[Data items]
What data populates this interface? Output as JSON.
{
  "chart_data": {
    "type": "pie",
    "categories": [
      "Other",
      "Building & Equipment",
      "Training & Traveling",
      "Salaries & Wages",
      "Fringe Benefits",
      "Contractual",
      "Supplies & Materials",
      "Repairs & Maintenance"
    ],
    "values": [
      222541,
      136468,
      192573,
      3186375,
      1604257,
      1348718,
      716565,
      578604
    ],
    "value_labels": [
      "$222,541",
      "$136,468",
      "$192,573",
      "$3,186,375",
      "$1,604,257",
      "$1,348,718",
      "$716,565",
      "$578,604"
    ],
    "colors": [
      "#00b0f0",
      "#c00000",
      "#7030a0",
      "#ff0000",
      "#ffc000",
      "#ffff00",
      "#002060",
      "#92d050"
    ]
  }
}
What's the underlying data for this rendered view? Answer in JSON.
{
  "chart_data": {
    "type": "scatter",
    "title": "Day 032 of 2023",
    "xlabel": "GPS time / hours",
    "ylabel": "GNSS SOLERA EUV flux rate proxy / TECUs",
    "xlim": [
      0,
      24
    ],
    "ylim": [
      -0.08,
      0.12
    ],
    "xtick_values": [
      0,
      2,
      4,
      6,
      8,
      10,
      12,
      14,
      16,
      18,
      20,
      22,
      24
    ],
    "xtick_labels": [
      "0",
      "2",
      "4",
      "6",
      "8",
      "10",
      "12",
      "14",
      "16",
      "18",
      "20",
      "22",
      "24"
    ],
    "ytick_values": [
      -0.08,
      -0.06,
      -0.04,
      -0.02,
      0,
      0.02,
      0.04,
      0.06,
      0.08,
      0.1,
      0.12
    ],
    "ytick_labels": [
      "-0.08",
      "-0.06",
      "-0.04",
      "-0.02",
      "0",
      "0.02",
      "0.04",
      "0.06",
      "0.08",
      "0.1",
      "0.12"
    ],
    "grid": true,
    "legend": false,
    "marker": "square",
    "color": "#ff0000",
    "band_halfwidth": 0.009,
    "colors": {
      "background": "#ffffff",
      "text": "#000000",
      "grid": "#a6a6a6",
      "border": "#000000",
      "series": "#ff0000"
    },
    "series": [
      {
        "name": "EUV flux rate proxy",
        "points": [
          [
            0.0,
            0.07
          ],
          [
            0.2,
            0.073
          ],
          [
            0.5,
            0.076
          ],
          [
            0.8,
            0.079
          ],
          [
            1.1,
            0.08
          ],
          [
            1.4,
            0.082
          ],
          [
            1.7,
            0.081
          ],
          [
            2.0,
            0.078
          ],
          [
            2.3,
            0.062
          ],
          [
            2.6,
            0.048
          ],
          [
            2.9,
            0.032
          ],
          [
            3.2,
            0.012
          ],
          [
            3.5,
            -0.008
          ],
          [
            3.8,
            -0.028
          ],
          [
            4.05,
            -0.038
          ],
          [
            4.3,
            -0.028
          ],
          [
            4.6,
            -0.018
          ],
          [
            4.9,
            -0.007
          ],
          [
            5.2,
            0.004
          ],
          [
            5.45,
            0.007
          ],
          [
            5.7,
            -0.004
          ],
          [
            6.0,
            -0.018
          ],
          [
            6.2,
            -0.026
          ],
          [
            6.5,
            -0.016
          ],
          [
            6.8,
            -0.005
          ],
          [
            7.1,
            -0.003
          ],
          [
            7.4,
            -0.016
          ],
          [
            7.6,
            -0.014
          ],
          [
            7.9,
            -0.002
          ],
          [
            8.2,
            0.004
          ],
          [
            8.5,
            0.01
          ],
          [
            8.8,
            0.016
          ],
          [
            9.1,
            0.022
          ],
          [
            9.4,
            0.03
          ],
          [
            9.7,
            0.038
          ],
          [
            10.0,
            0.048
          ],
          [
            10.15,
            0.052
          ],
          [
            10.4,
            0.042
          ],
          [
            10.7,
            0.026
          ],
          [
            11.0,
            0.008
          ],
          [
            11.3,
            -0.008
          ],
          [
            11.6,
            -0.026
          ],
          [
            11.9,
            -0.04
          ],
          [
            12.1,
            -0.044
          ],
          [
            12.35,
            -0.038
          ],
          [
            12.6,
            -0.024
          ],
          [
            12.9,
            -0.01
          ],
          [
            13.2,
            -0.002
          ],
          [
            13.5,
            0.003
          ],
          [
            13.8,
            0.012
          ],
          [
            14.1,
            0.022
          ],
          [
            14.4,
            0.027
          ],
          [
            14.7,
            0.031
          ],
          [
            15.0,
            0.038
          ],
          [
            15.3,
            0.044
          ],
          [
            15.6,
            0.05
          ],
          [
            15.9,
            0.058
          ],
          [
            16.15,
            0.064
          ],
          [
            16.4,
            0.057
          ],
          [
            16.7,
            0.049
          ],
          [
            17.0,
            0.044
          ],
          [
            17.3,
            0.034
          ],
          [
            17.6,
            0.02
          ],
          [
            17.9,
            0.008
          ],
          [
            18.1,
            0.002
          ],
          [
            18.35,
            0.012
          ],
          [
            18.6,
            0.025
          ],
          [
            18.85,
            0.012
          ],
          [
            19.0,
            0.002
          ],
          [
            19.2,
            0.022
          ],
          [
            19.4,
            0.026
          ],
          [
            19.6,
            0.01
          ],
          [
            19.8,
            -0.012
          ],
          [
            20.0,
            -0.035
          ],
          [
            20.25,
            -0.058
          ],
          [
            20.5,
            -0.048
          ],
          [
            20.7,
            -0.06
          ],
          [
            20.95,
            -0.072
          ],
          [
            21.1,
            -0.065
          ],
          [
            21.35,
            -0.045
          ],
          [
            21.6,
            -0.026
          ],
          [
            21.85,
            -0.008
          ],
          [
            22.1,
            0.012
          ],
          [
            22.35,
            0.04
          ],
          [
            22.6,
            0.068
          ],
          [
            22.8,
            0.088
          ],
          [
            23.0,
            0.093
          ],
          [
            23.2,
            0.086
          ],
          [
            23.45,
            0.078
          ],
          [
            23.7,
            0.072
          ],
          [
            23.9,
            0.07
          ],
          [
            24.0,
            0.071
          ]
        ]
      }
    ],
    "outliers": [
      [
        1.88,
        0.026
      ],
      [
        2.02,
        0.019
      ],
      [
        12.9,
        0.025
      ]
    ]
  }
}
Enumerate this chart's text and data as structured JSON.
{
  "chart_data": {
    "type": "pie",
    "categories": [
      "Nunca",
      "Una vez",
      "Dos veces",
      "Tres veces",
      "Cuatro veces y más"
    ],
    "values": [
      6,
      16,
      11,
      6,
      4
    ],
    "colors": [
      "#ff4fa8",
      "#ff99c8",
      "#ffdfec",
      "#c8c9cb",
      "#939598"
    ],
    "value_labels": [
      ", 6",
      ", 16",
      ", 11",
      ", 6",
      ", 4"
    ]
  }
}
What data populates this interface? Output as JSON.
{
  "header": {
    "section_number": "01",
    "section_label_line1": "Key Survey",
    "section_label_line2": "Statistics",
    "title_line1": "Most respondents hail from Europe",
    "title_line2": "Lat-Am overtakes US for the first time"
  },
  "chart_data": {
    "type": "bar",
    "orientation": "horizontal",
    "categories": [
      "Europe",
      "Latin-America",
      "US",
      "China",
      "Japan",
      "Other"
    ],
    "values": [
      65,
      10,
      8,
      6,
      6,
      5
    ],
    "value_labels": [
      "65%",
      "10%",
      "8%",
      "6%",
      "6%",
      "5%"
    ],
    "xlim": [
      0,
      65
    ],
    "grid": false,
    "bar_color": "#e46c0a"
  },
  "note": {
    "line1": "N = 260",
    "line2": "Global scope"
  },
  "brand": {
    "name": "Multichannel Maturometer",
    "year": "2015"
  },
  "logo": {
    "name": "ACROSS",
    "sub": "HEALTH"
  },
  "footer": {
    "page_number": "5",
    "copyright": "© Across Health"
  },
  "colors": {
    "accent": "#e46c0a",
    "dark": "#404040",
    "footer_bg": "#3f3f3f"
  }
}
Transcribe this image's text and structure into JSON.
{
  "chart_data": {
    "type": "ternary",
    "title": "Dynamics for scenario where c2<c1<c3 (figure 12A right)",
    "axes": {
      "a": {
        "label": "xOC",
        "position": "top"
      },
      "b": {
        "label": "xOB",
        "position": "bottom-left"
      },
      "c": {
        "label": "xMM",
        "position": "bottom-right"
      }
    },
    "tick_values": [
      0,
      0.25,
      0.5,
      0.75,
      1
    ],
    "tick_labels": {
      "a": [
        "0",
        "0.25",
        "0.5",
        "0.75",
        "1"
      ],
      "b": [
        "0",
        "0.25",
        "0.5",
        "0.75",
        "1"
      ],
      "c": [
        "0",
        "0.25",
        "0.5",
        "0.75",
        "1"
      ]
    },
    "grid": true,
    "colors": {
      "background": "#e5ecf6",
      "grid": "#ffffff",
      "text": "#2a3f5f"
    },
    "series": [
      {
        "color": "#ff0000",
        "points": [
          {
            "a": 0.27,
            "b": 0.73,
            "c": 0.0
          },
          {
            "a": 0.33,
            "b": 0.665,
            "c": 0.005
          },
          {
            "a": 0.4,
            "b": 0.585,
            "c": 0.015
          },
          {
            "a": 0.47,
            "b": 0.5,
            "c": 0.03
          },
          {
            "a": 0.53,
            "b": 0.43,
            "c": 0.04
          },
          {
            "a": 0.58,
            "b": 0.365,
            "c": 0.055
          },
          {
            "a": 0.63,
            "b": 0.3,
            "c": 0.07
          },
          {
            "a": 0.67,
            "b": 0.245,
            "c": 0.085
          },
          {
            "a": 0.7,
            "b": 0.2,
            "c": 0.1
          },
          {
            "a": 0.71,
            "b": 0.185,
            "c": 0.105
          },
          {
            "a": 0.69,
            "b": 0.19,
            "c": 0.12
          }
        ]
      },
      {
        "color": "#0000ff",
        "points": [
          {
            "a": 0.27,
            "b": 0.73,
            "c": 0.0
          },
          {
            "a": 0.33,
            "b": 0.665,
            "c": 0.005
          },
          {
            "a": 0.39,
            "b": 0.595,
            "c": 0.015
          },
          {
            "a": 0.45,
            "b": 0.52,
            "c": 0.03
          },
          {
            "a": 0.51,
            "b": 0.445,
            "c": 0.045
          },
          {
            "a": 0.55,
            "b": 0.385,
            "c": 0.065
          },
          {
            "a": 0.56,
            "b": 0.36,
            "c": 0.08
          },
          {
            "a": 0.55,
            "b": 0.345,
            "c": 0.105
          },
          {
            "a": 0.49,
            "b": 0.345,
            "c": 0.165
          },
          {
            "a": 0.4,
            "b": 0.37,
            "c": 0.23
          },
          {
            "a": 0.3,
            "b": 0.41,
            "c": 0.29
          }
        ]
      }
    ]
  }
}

Task goal >>
Establish how many lines of the material above hold the word "position". Nothing but the count should be returned.

Solution >>
3